▸ DIRECTIVE:
Leave the pictures out and transcribe every record exactly.

----- DATA SUPPLIED -----

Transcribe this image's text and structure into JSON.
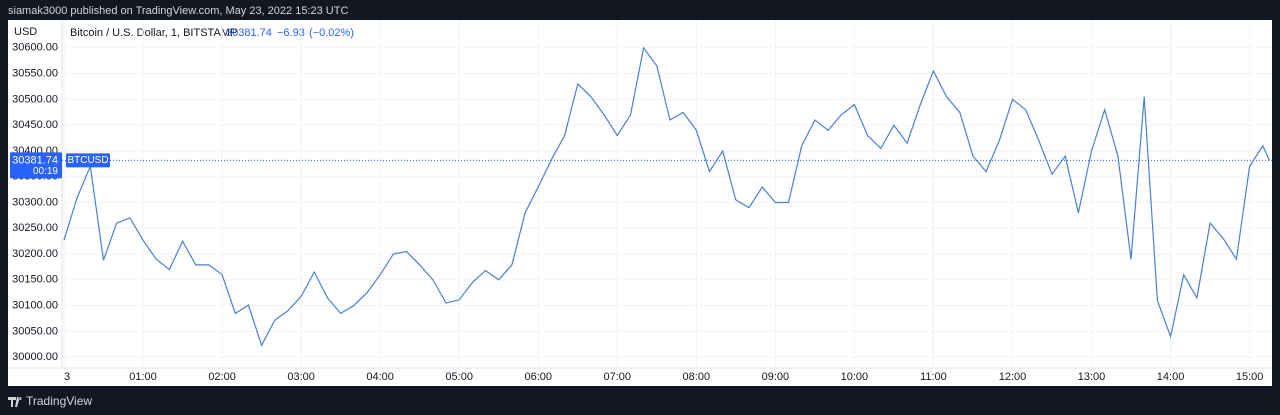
{
  "header": {
    "published": "siamak3000 published on TradingView.com, May 23, 2022 15:23 UTC"
  },
  "footer": {
    "brand": "TradingView"
  },
  "chart_data": {
    "type": "line",
    "title": "Bitcoin / U.S. Dollar, 1, BITSTAMP",
    "currency": "USD",
    "symbol": "BTCUSD",
    "last_price": 30381.74,
    "change": "−6.93",
    "change_pct": "(−0.02%)",
    "countdown": "00:19",
    "color": "#4a7fd6",
    "x": [
      "00:00",
      "00:10",
      "00:20",
      "00:30",
      "00:40",
      "00:50",
      "01:00",
      "01:10",
      "01:20",
      "01:30",
      "01:40",
      "01:50",
      "02:00",
      "02:10",
      "02:20",
      "02:30",
      "02:40",
      "02:50",
      "03:00",
      "03:10",
      "03:20",
      "03:30",
      "03:40",
      "03:50",
      "04:00",
      "04:10",
      "04:20",
      "04:30",
      "04:40",
      "04:50",
      "05:00",
      "05:10",
      "05:20",
      "05:30",
      "05:40",
      "05:50",
      "06:00",
      "06:10",
      "06:20",
      "06:30",
      "06:40",
      "06:50",
      "07:00",
      "07:10",
      "07:20",
      "07:30",
      "07:40",
      "07:50",
      "08:00",
      "08:10",
      "08:20",
      "08:30",
      "08:40",
      "08:50",
      "09:00",
      "09:10",
      "09:20",
      "09:30",
      "09:40",
      "09:50",
      "10:00",
      "10:10",
      "10:20",
      "10:30",
      "10:40",
      "10:50",
      "11:00",
      "11:10",
      "11:20",
      "11:30",
      "11:40",
      "11:50",
      "12:00",
      "12:10",
      "12:20",
      "12:30",
      "12:40",
      "12:50",
      "13:00",
      "13:10",
      "13:20",
      "13:30",
      "13:40",
      "13:50",
      "14:00",
      "14:10",
      "14:20",
      "14:30",
      "14:40",
      "14:50",
      "15:00",
      "15:10",
      "15:15"
    ],
    "values": [
      30227,
      30310,
      30370,
      30188,
      30260,
      30270,
      30227,
      30190,
      30170,
      30225,
      30179,
      30179,
      30160,
      30085,
      30101,
      30023,
      30072,
      30090,
      30118,
      30165,
      30115,
      30085,
      30100,
      30125,
      30160,
      30200,
      30205,
      30179,
      30150,
      30105,
      30111,
      30145,
      30168,
      30150,
      30179,
      30280,
      30330,
      30383,
      30430,
      30530,
      30505,
      30470,
      30430,
      30470,
      30600,
      30565,
      30460,
      30475,
      30440,
      30360,
      30400,
      30305,
      30290,
      30330,
      30300,
      30300,
      30410,
      30460,
      30440,
      30470,
      30490,
      30430,
      30405,
      30450,
      30415,
      30490,
      30555,
      30505,
      30475,
      30390,
      30360,
      30420,
      30500,
      30480,
      30420,
      30355,
      30390,
      30280,
      30400,
      30480,
      30390,
      30190,
      30505,
      30110,
      30040,
      30160,
      30115,
      30260,
      30230,
      30190,
      30370,
      30410,
      30381.74
    ],
    "xlim": [
      "00:00",
      "15:17"
    ],
    "xticks": [
      {
        "value": "00:00",
        "label": "3"
      },
      "01:00",
      "02:00",
      "03:00",
      "04:00",
      "05:00",
      "06:00",
      "07:00",
      "08:00",
      "09:00",
      "10:00",
      "11:00",
      "12:00",
      "13:00",
      "14:00",
      "15:00"
    ],
    "ylim": [
      29979,
      30654
    ],
    "yticks": [
      {
        "value": 30000,
        "label": "30000.00"
      },
      {
        "value": 30050,
        "label": "30050.00"
      },
      {
        "value": 30100,
        "label": "30100.00"
      },
      {
        "value": 30150,
        "label": "30150.00"
      },
      {
        "value": 30200,
        "label": "30200.00"
      },
      {
        "value": 30250,
        "label": "30250.00"
      },
      {
        "value": 30300,
        "label": "30300.00"
      },
      {
        "value": 30350,
        "label": "30350.00"
      },
      {
        "value": 30400,
        "label": "30400.00"
      },
      {
        "value": 30450,
        "label": "30450.00"
      },
      {
        "value": 30500,
        "label": "30500.00"
      },
      {
        "value": 30550,
        "label": "30550.00"
      },
      {
        "value": 30600,
        "label": "30600.00"
      }
    ],
    "grid": true
  }
}
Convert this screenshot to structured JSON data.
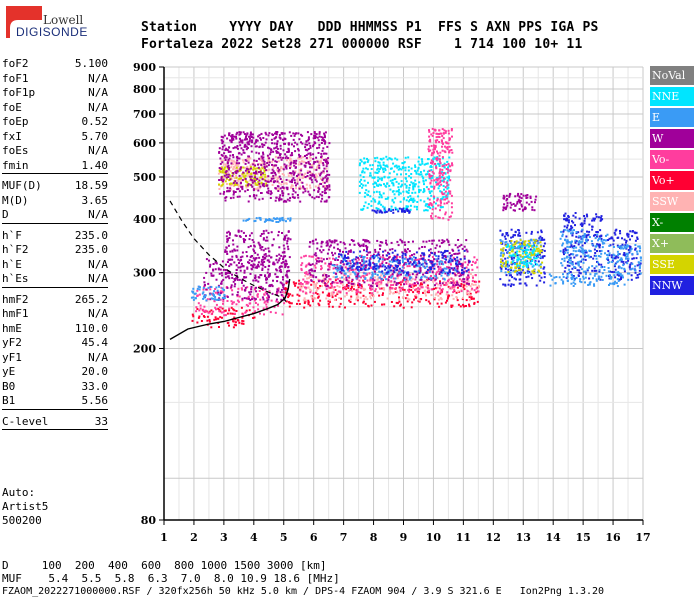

-----

▸ ANSWER TO THE TASK:
Transcribe this image's text and structure into JSON.
{
  "header": {
    "published": "siamak3000 published on TradingView.com, May 23, 2022 15:23 UTC"
  },
  "footer": {
    "brand": "TradingView"
  },
  "chart_data": {
    "type": "line",
    "title": "Bitcoin / U.S. Dollar, 1, BITSTAMP",
    "currency": "USD",
    "symbol": "BTCUSD",
    "last_price": 30381.74,
    "change": "−6.93",
    "change_pct": "(−0.02%)",
    "countdown": "00:19",
    "color": "#4a7fd6",
    "x": [
      "00:00",
      "00:10",
      "00:20",
      "00:30",
      "00:40",
      "00:50",
      "01:00",
      "01:10",
      "01:20",
      "01:30",
      "01:40",
      "01:50",
      "02:00",
      "02:10",
      "02:20",
      "02:30",
      "02:40",
      "02:50",
      "03:00",
      "03:10",
      "03:20",
      "03:30",
      "03:40",
      "03:50",
      "04:00",
      "04:10",
      "04:20",
      "04:30",
      "04:40",
      "04:50",
      "05:00",
      "05:10",
      "05:20",
      "05:30",
      "05:40",
      "05:50",
      "06:00",
      "06:10",
      "06:20",
      "06:30",
      "06:40",
      "06:50",
      "07:00",
      "07:10",
      "07:20",
      "07:30",
      "07:40",
      "07:50",
      "08:00",
      "08:10",
      "08:20",
      "08:30",
      "08:40",
      "08:50",
      "09:00",
      "09:10",
      "09:20",
      "09:30",
      "09:40",
      "09:50",
      "10:00",
      "10:10",
      "10:20",
      "10:30",
      "10:40",
      "10:50",
      "11:00",
      "11:10",
      "11:20",
      "11:30",
      "11:40",
      "11:50",
      "12:00",
      "12:10",
      "12:20",
      "12:30",
      "12:40",
      "12:50",
      "13:00",
      "13:10",
      "13:20",
      "13:30",
      "13:40",
      "13:50",
      "14:00",
      "14:10",
      "14:20",
      "14:30",
      "14:40",
      "14:50",
      "15:00",
      "15:10",
      "15:15"
    ],
    "values": [
      30227,
      30310,
      30370,
      30188,
      30260,
      30270,
      30227,
      30190,
      30170,
      30225,
      30179,
      30179,
      30160,
      30085,
      30101,
      30023,
      30072,
      30090,
      30118,
      30165,
      30115,
      30085,
      30100,
      30125,
      30160,
      30200,
      30205,
      30179,
      30150,
      30105,
      30111,
      30145,
      30168,
      30150,
      30179,
      30280,
      30330,
      30383,
      30430,
      30530,
      30505,
      30470,
      30430,
      30470,
      30600,
      30565,
      30460,
      30475,
      30440,
      30360,
      30400,
      30305,
      30290,
      30330,
      30300,
      30300,
      30410,
      30460,
      30440,
      30470,
      30490,
      30430,
      30405,
      30450,
      30415,
      30490,
      30555,
      30505,
      30475,
      30390,
      30360,
      30420,
      30500,
      30480,
      30420,
      30355,
      30390,
      30280,
      30400,
      30480,
      30390,
      30190,
      30505,
      30110,
      30040,
      30160,
      30115,
      30260,
      30230,
      30190,
      30370,
      30410,
      30381.74
    ],
    "xlim": [
      "00:00",
      "15:17"
    ],
    "xticks": [
      {
        "value": "00:00",
        "label": "3"
      },
      "01:00",
      "02:00",
      "03:00",
      "04:00",
      "05:00",
      "06:00",
      "07:00",
      "08:00",
      "09:00",
      "10:00",
      "11:00",
      "12:00",
      "13:00",
      "14:00",
      "15:00"
    ],
    "ylim": [
      29979,
      30654
    ],
    "yticks": [
      {
        "value": 30000,
        "label": "30000.00"
      },
      {
        "value": 30050,
        "label": "30050.00"
      },
      {
        "value": 30100,
        "label": "30100.00"
      },
      {
        "value": 30150,
        "label": "30150.00"
      },
      {
        "value": 30200,
        "label": "30200.00"
      },
      {
        "value": 30250,
        "label": "30250.00"
      },
      {
        "value": 30300,
        "label": "30300.00"
      },
      {
        "value": 30350,
        "label": "30350.00"
      },
      {
        "value": 30400,
        "label": "30400.00"
      },
      {
        "value": 30450,
        "label": "30450.00"
      },
      {
        "value": 30500,
        "label": "30500.00"
      },
      {
        "value": 30550,
        "label": "30550.00"
      },
      {
        "value": 30600,
        "label": "30600.00"
      }
    ],
    "grid": true
  }
}
Convert this screenshot to structured JSON data.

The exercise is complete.